_Record extracts_
--*--

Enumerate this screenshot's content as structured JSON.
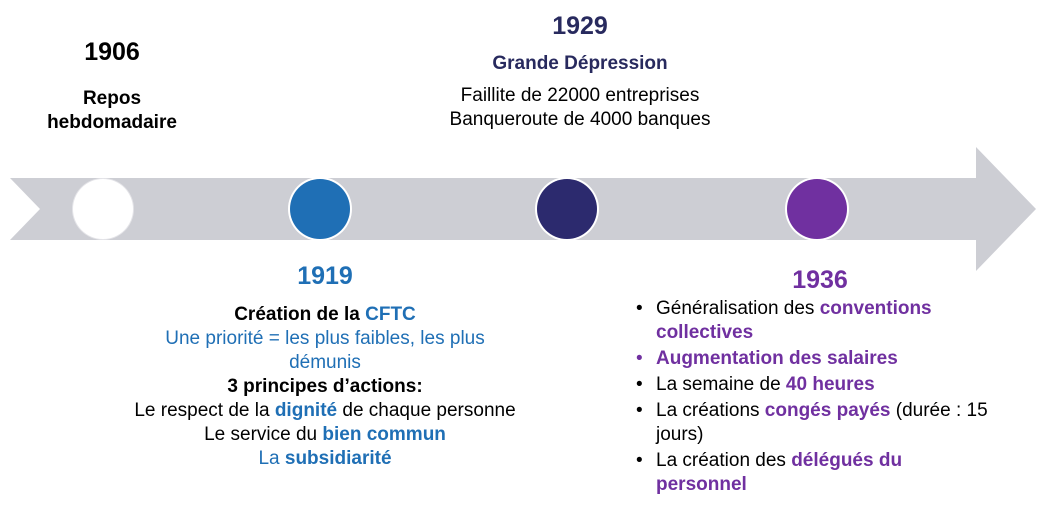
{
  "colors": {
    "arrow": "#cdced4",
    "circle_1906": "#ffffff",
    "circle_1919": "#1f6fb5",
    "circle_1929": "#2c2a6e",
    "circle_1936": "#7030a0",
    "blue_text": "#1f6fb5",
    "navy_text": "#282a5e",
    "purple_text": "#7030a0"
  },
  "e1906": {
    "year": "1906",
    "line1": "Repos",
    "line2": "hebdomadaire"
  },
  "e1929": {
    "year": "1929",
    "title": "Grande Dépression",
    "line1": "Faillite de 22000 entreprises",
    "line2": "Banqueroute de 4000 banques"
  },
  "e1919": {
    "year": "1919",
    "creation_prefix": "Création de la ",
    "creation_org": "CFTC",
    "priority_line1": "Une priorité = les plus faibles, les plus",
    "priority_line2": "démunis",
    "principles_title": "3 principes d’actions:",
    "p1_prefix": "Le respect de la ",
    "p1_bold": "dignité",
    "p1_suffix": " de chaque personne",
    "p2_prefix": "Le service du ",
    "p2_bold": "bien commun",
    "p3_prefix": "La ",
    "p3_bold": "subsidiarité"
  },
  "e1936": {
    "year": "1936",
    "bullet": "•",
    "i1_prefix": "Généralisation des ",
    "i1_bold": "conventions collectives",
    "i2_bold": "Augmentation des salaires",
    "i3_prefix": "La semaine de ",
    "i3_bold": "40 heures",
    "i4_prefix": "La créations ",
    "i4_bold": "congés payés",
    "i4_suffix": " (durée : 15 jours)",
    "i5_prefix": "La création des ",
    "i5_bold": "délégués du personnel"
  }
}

--*--

_Work to be completed_
Output the records above exactly as they are, leaving out the pictures.

_Output for this task_
Enumerate this screenshot's content as structured JSON.
{
  "colors": {
    "arrow": "#cdced4",
    "circle_1906": "#ffffff",
    "circle_1919": "#1f6fb5",
    "circle_1929": "#2c2a6e",
    "circle_1936": "#7030a0",
    "blue_text": "#1f6fb5",
    "navy_text": "#282a5e",
    "purple_text": "#7030a0"
  },
  "e1906": {
    "year": "1906",
    "line1": "Repos",
    "line2": "hebdomadaire"
  },
  "e1929": {
    "year": "1929",
    "title": "Grande Dépression",
    "line1": "Faillite de 22000 entreprises",
    "line2": "Banqueroute de 4000 banques"
  },
  "e1919": {
    "year": "1919",
    "creation_prefix": "Création de la ",
    "creation_org": "CFTC",
    "priority_line1": "Une priorité = les plus faibles, les plus",
    "priority_line2": "démunis",
    "principles_title": "3 principes d’actions:",
    "p1_prefix": "Le respect de la ",
    "p1_bold": "dignité",
    "p1_suffix": " de chaque personne",
    "p2_prefix": "Le service du ",
    "p2_bold": "bien commun",
    "p3_prefix": "La ",
    "p3_bold": "subsidiarité"
  },
  "e1936": {
    "year": "1936",
    "bullet": "•",
    "i1_prefix": "Généralisation des ",
    "i1_bold": "conventions collectives",
    "i2_bold": "Augmentation des salaires",
    "i3_prefix": "La semaine de ",
    "i3_bold": "40 heures",
    "i4_prefix": "La créations ",
    "i4_bold": "congés payés",
    "i4_suffix": " (durée : 15 jours)",
    "i5_prefix": "La création des ",
    "i5_bold": "délégués du personnel"
  }
}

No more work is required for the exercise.